Text block:
▽
Despite the ban and all other threats, pro-democracy activists continue to mobilize for the rally, while CHRF has filed an appeal against the ban.

On June 29, a day before the national security law was passed, Raphael Wong, chairman of the League of Social Democrats urged Hongkongers to overcome their fear and carry on protesting on July 1.

Wong said that Chinese authorities “want the activists to go exile, so that they lose their moral authority and political impact.”


So just leave the fear aside and do what's need to be done: protest, vote. See which side has more support. They said they have 2.93 million people supporting them, we will show that we have 3.92 million people say no to the law. Whether we manage to get more than or less than 35 seats in the upcoming Legislative Council election, we will get more votes. If we have more people in the street, their threats would become a joke. Hongkongers, carry on!

The details of the July 1 rally are as follows:


Date|1st July 2020, Wednesday
Starting Point|Victoria Park
End Point|Tim Mei Avenue, Admiralty
*Letter of No Objection Pending

— Civil Human Rights Front 民間人權陣線 (@chrf_hk) June 25, 2020

CHRF has hosted the July 1 rally since 2003 and this is the first time the police has banned the event. On June 4, thousands of Hongkongers defied a police ban and spontaneously gathered at Victory Park for the candlelight vigil to remember the Tiananmen crackdown.

The July 1 rally, when the national security law will go into effect, will be the strongest test yet of Hongkongers’ determination to resist an incoming authoritarian regime.
△
Task goal: Copy the passage from the Hong Kong July 1 rally text word for word, beginning at the words that include "CHRF has hosted" and stopping after "incoming authoritarian regime.".

Extracted information:
▽
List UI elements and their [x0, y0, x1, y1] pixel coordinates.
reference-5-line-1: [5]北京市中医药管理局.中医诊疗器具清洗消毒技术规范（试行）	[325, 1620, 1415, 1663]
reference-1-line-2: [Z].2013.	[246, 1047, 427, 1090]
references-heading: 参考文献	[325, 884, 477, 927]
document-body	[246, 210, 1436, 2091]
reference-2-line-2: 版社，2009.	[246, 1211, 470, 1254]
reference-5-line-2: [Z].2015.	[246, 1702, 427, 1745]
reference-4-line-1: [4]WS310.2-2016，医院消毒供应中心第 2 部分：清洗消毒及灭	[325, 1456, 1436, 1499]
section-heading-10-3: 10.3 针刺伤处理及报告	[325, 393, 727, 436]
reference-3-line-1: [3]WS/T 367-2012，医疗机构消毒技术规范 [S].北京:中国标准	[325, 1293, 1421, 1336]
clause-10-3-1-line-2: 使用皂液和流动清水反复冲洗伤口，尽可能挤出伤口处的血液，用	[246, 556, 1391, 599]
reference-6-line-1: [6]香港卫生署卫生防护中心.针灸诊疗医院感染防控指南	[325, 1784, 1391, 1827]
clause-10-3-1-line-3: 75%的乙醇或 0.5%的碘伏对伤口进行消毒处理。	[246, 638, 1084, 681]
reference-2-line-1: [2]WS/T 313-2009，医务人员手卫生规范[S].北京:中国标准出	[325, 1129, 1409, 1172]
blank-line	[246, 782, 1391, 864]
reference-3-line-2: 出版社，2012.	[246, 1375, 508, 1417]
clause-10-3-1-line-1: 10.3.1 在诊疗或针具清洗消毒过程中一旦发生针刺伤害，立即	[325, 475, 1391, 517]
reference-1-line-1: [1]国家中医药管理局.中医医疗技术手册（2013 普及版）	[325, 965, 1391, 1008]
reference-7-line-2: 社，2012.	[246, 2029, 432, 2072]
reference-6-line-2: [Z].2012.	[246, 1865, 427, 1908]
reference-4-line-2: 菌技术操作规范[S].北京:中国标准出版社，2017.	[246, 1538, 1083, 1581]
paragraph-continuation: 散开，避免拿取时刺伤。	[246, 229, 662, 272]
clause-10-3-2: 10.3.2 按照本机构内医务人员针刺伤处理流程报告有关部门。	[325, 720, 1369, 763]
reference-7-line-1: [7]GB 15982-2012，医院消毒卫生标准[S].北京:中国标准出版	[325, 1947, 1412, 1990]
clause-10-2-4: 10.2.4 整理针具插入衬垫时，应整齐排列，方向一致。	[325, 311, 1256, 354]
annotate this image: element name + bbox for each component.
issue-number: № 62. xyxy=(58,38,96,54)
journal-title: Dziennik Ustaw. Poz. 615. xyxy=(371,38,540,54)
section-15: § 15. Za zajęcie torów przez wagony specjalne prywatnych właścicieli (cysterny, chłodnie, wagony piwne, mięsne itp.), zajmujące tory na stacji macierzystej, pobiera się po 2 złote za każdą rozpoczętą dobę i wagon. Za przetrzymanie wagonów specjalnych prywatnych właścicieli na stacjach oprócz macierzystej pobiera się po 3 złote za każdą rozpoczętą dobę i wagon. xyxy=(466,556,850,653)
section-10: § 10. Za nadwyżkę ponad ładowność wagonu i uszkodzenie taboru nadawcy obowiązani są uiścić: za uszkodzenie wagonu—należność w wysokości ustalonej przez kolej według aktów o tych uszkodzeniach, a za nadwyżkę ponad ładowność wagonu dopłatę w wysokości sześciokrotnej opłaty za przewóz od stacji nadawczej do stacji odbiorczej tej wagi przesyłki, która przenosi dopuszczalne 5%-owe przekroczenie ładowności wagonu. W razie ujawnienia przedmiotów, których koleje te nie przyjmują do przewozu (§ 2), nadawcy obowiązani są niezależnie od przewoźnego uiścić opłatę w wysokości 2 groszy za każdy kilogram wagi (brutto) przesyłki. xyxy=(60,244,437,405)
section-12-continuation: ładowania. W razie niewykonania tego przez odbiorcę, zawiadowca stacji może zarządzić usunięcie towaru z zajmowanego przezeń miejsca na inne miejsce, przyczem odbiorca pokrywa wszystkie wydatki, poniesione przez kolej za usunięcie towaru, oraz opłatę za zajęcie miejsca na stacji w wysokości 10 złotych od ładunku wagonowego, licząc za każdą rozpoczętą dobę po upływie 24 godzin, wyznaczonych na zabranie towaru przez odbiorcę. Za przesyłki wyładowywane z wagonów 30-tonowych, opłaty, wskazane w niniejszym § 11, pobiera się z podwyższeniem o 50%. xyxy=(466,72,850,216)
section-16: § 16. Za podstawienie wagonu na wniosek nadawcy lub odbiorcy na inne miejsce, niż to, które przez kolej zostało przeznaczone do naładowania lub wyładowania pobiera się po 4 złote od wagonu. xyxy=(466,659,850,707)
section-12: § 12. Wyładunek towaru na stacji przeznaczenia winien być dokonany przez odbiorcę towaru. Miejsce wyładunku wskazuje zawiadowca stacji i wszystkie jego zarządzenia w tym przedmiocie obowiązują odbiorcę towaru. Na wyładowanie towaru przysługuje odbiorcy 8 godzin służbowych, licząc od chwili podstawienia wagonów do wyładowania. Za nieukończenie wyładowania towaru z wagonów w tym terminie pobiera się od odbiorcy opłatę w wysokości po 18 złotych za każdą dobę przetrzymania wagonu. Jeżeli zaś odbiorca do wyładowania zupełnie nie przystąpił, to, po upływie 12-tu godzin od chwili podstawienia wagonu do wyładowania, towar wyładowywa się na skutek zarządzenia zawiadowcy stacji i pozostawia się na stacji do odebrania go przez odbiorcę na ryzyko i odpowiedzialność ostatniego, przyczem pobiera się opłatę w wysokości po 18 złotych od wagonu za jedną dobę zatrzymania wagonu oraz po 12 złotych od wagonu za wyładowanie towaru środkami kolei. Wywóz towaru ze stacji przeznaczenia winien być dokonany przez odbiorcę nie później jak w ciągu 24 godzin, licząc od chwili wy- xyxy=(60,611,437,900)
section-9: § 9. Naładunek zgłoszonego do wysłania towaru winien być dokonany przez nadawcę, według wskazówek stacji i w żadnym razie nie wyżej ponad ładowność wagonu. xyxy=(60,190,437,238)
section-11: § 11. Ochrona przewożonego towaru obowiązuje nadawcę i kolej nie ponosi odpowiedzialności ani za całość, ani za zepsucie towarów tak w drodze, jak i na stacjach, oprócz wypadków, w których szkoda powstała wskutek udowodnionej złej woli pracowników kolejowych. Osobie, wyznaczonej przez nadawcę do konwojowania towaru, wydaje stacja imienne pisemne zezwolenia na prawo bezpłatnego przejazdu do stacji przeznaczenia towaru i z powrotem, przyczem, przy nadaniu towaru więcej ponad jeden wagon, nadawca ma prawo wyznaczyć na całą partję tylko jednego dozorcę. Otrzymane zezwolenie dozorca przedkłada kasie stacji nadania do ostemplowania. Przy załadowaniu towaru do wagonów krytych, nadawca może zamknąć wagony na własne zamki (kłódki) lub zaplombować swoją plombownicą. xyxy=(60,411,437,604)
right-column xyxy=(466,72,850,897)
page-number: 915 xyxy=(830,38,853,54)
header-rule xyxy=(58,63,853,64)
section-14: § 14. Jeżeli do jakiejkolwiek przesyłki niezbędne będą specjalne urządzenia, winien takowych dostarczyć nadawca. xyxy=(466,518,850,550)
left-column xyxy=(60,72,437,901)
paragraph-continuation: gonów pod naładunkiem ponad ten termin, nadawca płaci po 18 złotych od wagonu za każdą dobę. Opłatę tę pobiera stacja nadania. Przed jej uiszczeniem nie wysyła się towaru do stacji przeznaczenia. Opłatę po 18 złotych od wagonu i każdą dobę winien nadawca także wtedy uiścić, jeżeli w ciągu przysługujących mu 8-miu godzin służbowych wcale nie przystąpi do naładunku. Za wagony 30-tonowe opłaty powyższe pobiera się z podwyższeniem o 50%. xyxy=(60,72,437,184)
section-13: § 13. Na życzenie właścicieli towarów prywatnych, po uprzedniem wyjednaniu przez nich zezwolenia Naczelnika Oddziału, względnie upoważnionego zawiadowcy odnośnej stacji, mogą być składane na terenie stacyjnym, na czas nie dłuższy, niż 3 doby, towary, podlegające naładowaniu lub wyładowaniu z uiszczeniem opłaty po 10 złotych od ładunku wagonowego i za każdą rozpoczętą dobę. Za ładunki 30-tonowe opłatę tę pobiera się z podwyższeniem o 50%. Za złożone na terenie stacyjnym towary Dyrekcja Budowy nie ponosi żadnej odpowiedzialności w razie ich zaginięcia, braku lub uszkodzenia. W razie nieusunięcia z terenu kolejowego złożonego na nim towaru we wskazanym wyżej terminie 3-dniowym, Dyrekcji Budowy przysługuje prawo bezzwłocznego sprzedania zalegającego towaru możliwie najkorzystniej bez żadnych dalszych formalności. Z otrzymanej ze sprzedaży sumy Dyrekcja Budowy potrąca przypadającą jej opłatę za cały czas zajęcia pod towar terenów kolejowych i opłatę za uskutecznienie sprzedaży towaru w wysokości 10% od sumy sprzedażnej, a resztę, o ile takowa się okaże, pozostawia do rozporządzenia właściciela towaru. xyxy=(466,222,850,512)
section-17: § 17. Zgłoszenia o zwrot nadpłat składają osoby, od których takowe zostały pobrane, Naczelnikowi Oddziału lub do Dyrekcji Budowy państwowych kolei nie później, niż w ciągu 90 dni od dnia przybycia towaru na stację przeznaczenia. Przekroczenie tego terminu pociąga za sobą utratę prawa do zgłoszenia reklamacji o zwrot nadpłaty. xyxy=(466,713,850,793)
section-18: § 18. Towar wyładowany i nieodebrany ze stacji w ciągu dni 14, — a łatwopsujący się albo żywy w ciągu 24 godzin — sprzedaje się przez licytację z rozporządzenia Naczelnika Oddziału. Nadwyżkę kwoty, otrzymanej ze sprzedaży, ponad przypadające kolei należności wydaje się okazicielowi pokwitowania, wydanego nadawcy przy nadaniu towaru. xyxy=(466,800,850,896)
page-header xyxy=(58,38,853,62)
△
Result:
CHRF has hosted the July 1 rally since 2003 and this is the first time the police has banned the event. On June 4, thousands of Hongkongers defied a police ban and spontaneously gathered at Victory Park for the candlelight vigil to remember the Tiananmen crackdown.

The July 1 rally, when the national security law will go into effect, will be the strongest test yet of Hongkongers’ determination to resist an incoming authoritarian regime.